[Collection entries]
◆ ◆ ◆

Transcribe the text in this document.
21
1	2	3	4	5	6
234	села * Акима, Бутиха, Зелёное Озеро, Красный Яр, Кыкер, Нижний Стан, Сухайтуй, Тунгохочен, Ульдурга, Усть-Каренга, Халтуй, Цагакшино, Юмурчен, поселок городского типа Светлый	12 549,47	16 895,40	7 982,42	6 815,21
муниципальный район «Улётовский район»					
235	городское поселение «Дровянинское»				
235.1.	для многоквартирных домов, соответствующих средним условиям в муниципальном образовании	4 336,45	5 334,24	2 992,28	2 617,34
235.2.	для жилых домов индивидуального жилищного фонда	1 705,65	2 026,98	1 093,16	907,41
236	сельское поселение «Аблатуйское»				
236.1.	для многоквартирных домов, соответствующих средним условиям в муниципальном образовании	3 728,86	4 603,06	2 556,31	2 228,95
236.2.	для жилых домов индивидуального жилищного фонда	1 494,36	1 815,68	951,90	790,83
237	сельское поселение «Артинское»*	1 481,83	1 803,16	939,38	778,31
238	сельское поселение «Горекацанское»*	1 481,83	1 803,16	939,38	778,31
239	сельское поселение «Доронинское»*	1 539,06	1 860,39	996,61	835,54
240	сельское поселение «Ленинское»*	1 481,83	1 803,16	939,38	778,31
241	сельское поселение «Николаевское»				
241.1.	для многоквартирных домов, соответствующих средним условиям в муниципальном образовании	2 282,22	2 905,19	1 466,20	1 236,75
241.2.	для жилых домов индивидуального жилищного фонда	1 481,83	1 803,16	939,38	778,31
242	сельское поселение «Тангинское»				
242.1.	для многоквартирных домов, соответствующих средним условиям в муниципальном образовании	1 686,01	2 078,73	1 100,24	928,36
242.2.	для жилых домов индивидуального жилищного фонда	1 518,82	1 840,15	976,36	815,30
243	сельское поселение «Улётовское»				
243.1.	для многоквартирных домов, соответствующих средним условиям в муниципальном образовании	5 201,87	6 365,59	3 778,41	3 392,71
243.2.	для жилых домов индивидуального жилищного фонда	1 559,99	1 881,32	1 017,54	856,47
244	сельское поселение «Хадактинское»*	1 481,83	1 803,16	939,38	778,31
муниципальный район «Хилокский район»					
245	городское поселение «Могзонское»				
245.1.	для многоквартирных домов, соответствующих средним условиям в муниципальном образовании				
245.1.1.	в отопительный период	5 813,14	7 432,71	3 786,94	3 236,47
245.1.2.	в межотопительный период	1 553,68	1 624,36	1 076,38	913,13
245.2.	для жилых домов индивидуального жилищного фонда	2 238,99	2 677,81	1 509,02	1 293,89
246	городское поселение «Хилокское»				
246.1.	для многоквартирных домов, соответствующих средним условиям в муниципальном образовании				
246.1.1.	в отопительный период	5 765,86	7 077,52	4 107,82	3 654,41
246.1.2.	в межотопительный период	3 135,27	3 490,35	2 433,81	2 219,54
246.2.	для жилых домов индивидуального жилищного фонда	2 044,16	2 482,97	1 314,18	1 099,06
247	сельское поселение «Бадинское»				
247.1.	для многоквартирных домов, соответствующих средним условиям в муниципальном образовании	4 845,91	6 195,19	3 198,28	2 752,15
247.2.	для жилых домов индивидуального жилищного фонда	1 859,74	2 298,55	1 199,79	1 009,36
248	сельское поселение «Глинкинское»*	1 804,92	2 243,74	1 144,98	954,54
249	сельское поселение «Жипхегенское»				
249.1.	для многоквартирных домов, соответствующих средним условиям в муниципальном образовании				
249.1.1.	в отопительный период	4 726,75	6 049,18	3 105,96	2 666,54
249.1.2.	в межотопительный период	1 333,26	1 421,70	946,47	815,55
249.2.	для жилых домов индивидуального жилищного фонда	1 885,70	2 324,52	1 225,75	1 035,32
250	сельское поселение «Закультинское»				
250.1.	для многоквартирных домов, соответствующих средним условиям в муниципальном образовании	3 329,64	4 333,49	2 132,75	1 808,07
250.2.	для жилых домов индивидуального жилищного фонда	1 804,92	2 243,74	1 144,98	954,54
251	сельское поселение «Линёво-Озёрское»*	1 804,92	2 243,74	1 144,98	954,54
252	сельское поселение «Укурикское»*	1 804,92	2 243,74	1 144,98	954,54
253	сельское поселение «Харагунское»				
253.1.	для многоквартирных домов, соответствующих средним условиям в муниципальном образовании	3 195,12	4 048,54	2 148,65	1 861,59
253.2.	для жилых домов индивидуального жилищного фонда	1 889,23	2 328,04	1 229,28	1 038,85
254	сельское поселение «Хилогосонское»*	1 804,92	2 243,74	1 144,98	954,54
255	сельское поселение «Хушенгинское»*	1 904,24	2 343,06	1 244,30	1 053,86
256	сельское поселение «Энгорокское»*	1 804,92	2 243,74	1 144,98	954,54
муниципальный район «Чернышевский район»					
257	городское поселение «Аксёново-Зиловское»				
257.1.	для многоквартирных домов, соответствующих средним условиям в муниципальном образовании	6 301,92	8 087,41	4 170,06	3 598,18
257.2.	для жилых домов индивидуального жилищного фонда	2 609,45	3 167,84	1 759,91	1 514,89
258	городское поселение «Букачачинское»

◆ ◆ ◆

Copy out every line of the data that includes "городское".

**SOLUTION TO THE PROBLEM**:
235	городское поселение «Дровянинское»				
245	городское поселение «Могзонское»				
246	городское поселение «Хилокское»				
257	городское поселение «Аксёново-Зиловское»				
258	городское поселение «Букачачинское»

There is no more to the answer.